RECORDS SHOWN ->

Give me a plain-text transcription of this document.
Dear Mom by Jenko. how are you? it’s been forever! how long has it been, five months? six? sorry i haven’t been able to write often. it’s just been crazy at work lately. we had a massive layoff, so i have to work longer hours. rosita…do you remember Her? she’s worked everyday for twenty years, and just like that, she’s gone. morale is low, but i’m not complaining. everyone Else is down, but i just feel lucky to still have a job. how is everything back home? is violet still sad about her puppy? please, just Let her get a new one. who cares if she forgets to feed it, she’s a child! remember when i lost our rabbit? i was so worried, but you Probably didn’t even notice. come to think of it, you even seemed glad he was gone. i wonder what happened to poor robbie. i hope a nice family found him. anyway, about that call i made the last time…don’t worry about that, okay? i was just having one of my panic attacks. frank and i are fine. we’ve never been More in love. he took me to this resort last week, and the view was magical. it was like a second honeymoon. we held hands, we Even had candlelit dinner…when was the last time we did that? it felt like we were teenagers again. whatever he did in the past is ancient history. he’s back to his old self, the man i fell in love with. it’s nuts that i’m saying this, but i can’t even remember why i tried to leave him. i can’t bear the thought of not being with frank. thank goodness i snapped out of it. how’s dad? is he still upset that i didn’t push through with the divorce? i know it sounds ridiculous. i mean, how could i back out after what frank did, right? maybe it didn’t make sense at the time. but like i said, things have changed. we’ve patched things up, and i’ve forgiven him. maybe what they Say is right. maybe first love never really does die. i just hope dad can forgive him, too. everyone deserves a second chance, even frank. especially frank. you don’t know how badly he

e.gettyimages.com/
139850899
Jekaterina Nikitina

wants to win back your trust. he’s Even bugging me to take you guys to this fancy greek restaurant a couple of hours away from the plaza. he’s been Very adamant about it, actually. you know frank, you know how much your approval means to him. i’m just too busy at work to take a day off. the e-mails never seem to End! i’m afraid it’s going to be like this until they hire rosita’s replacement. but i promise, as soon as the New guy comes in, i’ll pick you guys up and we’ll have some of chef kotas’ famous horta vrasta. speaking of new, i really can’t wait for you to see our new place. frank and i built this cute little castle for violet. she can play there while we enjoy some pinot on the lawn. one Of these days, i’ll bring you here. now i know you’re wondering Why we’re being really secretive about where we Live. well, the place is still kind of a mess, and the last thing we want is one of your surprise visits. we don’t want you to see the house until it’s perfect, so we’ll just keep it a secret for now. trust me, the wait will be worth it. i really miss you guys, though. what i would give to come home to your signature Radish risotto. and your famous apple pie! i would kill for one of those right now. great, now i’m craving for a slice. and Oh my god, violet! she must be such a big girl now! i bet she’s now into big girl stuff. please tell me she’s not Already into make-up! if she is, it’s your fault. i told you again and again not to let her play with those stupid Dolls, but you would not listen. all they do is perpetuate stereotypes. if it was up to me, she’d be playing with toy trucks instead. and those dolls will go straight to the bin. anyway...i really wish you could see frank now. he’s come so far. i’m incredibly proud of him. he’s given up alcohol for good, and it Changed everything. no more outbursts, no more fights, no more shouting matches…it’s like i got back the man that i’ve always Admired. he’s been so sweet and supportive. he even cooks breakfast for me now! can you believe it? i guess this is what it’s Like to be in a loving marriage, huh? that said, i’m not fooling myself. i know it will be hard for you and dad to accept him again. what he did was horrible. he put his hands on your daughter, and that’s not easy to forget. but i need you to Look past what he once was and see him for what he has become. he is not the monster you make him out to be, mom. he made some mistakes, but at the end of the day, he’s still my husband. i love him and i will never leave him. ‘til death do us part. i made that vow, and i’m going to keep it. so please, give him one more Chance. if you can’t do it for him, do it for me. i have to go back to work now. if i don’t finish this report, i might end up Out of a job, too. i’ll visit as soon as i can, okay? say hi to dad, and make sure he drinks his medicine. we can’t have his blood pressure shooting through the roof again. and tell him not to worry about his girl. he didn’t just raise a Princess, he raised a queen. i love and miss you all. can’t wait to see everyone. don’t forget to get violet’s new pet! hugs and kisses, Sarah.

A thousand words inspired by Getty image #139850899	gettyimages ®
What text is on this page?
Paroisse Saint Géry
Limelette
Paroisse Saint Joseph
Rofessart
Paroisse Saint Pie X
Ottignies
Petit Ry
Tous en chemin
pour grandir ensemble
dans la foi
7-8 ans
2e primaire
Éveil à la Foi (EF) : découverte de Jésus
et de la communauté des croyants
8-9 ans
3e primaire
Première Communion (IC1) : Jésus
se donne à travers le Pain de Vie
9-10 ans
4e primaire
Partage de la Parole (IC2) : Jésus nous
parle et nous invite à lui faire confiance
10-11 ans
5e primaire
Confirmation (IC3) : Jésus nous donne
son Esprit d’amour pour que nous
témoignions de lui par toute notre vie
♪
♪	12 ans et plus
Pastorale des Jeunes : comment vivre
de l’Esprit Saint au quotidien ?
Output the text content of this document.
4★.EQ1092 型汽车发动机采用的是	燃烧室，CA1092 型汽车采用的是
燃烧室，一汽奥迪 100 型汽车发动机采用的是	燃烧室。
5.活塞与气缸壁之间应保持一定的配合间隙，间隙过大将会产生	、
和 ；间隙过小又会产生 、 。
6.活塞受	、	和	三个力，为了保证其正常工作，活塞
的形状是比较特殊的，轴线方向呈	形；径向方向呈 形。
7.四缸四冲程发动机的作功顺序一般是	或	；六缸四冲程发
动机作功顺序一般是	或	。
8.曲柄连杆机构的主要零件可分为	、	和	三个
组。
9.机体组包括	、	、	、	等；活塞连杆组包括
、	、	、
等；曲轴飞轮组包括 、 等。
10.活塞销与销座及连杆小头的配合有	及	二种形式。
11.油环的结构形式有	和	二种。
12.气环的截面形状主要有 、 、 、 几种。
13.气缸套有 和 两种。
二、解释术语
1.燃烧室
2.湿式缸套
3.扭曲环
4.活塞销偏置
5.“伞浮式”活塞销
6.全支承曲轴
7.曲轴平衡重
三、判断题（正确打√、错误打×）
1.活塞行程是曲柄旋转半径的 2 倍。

WHAT YOU WILL DO ->
From the data above, copy each line that has the string "Jésus".

TASK SOLUTION ->
Éveil à la Foi (EF) : découverte de Jésus
Première Communion (IC1) : Jésus
Partage de la Parole (IC2) : Jésus nous
Confirmation (IC3) : Jésus nous donne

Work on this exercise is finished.